◆ **TEKS YANG DIBERIKAN**:
▶

Menuju konten utama

Kenapa Gubernur Petahana Sumatera Utara Gagal Ikut Pilkada?

Satu persatu partai pengusung Tengku Erry Nuradi, Gubernur Sumatera Utara, undur diri. Ia pun gagal maju kembali.

Kenapa Gubernur Petahana Sumatera Utara Gagal Ikut Pilkada?
Tengku Erry Nuradi, Gubernur Sumatera Utara, adalah salah satu pejabat negara yang disebut-sebut sempat menggunakan fasilitas negara untuk pribadi. ANTARA FOTO/Reno Esnir.

tirto.id - Pada Pemilihan Kepala Daerah (Pilkada) 2018 yang masa pendaftarannya sudah ditutup per Rabu (10/1) kemarin, banyak petahana yang maju kembali untuk periode ke-2. Contohnya saja di Jawa.

Di Jawa Barat, Wakil Gubernur Deddy Mizwar kembali maju, kali kini sebagai calon gubernur dengan Dedi Mulyadi. Di Jawa Tengah, Gubernur Ganjar Pranowo mencalonkan kembali sebagai gubernur berpasangan dengan Taj Yasin Maimun atau Gus Yasin — anak KH Maimun Zubair.

Demikian pula Jawa Timur. Saifullah Yusuf atau Gus Ipul akan mengadu peruntungan sebagai gubernur bersama pasangannya Puti Guntur Soekarno Putri. Puti merupakan satu dari beberapa trah Soekarno yang terjun ke arena politik praktis. Ia tercatat sebagai anggota DPR RI dua periode (2009-2014 dan 2014-2019) dari PDIP.

Sayangnya, apa yang dialami tiga petahana ini tidak dirasakan Tengku Erry Nuradi, Gubernur Sumatera Utara yang menjabat sejak 2016 sekaligus Ketua DPW Nasdem Sumut. Erry sebetulnya mengantongi suara dari partainya sendiri (Nasdem), PKB, Golkar, dan PKPI, dengan total penguasaan kursi di DPRD sebanyak 28--cukup memenuhi standar minimal untuk mengusung Cagub-Cawagub, 20 kursi. Namun, satu persatu partai mencabut dukungannya dengan alasannya masing-masing. Akhirnya Erry pun gagal maju.

◀

◆ **CUPLIKAN DATASET**:
▶

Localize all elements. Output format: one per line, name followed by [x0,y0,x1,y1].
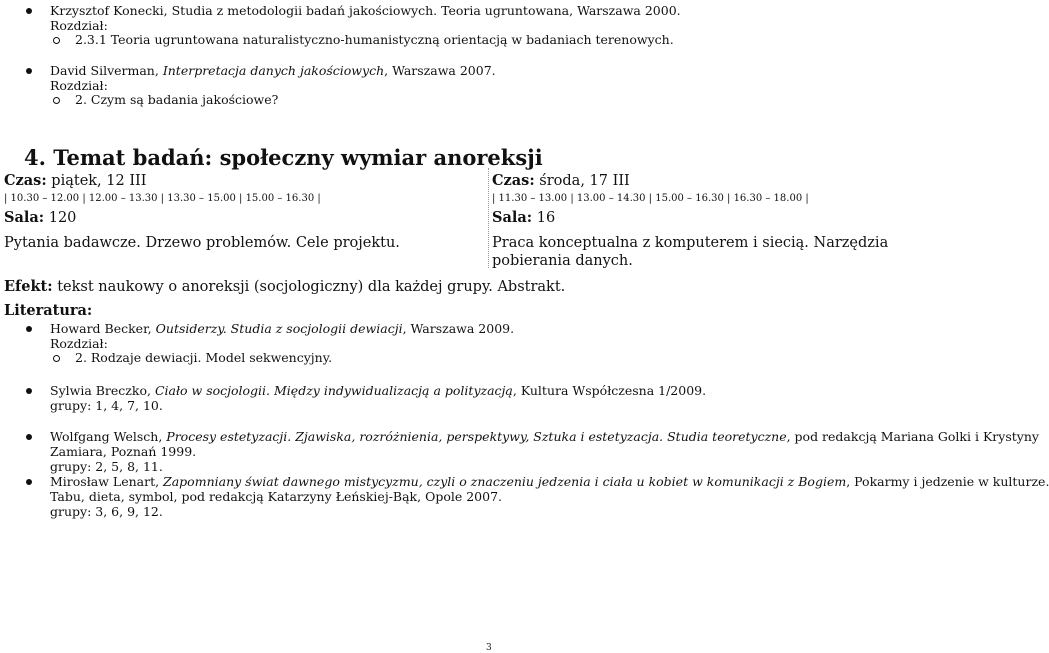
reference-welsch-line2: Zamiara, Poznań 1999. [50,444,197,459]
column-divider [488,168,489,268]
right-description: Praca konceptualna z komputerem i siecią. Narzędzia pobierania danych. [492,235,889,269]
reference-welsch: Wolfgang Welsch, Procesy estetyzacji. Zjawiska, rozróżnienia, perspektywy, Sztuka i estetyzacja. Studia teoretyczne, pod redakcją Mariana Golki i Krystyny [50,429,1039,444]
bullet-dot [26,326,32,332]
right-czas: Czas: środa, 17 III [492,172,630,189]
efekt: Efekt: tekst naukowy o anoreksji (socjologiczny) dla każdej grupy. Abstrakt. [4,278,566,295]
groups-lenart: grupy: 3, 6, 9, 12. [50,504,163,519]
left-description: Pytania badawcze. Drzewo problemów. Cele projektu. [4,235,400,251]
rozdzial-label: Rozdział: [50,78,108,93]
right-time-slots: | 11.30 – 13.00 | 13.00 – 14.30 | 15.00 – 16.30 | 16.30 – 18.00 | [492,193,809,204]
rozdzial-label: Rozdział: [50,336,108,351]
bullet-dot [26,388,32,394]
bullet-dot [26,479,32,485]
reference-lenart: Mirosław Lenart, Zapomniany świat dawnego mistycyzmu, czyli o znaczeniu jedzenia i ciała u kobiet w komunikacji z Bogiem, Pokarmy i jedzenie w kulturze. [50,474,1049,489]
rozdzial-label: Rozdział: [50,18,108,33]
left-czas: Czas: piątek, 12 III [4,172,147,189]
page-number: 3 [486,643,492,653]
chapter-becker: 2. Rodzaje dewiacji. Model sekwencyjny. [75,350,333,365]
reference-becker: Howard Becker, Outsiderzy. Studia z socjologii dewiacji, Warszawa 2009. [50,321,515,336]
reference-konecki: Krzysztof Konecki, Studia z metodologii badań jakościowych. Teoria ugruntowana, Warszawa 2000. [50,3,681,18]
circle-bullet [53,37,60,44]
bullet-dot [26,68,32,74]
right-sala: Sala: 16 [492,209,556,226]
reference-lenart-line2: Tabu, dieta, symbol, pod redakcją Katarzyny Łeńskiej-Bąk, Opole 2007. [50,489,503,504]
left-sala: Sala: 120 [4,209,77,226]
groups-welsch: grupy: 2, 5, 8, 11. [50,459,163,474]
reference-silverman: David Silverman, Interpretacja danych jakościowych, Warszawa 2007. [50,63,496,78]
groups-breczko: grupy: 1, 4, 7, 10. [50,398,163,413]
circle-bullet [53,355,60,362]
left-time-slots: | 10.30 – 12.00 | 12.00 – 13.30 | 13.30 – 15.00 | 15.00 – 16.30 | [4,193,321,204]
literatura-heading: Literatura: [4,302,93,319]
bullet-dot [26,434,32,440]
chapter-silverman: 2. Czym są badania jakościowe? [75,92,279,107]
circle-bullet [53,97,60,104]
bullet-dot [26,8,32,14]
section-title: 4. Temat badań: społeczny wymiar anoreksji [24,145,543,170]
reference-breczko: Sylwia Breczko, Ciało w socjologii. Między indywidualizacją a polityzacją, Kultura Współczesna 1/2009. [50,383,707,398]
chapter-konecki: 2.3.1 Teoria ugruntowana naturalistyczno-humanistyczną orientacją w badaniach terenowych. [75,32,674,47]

◀

◆ **TUGAS YANG DIBERIKAN 1**: Tentukan apakah setiap pernyataan berikut sesuai dengan artikel tentang pencalonan Tengku Erry Nuradi. Jawab ya atau tidak dan kutip kata-kata artikel yang menjadi penentunya. (a) Tengku Erry Nuradi menjabat Gubernur Sumatera Utara sejak 2016. (b) Partai-partai yang mendukung Erry menguasai 20 kursi di DPRD. (c) Puti Guntur Soekarno Putri menjadi anggota DPR RI dari PDIP.
◆ **TUGAS YANG DIBERIKAN 2**: Menurut artikel tentang pencalonan Tengku Erry Nuradi, mengapa Erry gagal maju padahal dukungan awalnya sudah melewati syarat minimal? Jelaskan dalam satu sampai tiga kalimat.
◆ **TUGAS YANG DIBERIKAN 3**: Teruskan artikel tentang pencalonan Tengku Erry Nuradi, mulai dari kalimat terakhirnya.

◆ **JAWABAN LATIHAN 1**:
(a) Ya: "Gubernur Sumatera Utara yang menjabat sejak 2016"
(b) Tidak: "dengan total penguasaan kursi di DPRD sebanyak 28"
(c) Ya: "Ia tercatat sebagai anggota DPR RI dua periode (2009-2014 dan 2014-2019) dari PDIP."

◆ **JAWABAN LATIHAN 2**: Erry awalnya didukung Nasdem, PKB, Golkar, dan PKPI dengan total 28 kursi di DPRD, sehingga melebihi syarat minimal 20 kursi untuk mengusung pasangan calon. Namun, partai-partai itu satu per satu mencabut dukungannya dengan alasan masing-masing. Akibatnya, Erry gagal maju.

◆ **JAWABAN LATIHAN 3**:
Partai pertama yang mencabut dukungan kepada Erry adalah Golkar. Akhir Desember lalu, DPP Golkar mencabut dukungan kepada mantan Bupati Serdang Bedagai ini. Partai berlambang beringin yang menguasai 17 kursi di DPRD Sumut membuat syarat minimal pencalonan Erry gagal terpenuhi. Pasca cabut mandat, Erry sempat merapat ke Demokrat, pemilik 14 kursi di DPRD Sumut, yang sudah berkoalisi dengan PPP dan PKB.

Golkar kemudian memberikan dukungan ke Edy Rahmayadi-Musa Rajekshah. Edy adalah perwira aktif yang berpangkat Panglima Kostrad, sementara Musa, akrab disapa Ijeck, pernah menjabat sebagai Pengurus Provinsi (Pengprov) Ikatan Motor Indonesia (IMI) Sumut.

PKPI kemudian menyusul kepergian Golkar. Berdasarkan SK Dewan Pimpinan Nasional (DPN) PKPI Nomor: 001/KEP/DPN PKP I D/I/2018, yang ditandatangani Ketua Umum AM Hendropriyono dan Sekjen PKPI Imam Anshori Saleh, cabut mandat dilakukan pada 4 Januari lalu. PKPI kemudian mengumumkan dukungan terhadap Jopinus Ramli (JR) Saragih-Ance Selian.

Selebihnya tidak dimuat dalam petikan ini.